**WHAT IS ASKED**
Return the whole listing, keeping every character the same.

**EXCERPTED DATA**
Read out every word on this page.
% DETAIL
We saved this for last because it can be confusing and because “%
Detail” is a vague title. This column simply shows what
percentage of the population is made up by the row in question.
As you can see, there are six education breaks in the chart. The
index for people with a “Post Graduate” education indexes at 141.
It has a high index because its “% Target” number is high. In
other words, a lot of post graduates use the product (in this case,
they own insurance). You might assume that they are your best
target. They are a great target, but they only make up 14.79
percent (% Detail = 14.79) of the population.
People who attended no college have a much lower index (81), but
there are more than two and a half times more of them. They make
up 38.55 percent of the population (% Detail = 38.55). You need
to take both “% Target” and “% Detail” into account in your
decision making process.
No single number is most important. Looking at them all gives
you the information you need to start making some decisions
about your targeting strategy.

**REPLY TO THE EXERCISE**
Read out every word on this page.
% DETAIL
We saved this for last because it can be confusing and because “%
Detail” is a vague title. This column simply shows what
percentage of the population is made up by the row in question.
As you can see, there are six education breaks in the chart. The
index for people with a “Post Graduate” education indexes at 141.
It has a high index because its “% Target” number is high. In
other words, a lot of post graduates use the product (in this case,
they own insurance). You might assume that they are your best
target. They are a great target, but they only make up 14.79
percent (% Detail = 14.79) of the population.
People who attended no college have a much lower index (81), but
there are more than two and a half times more of them. They make
up 38.55 percent of the population (% Detail = 38.55). You need
to take both “% Target” and “% Detail” into account in your
decision making process.
No single number is most important. Looking at them all gives
you the information you need to start making some decisions
about your targeting strategy.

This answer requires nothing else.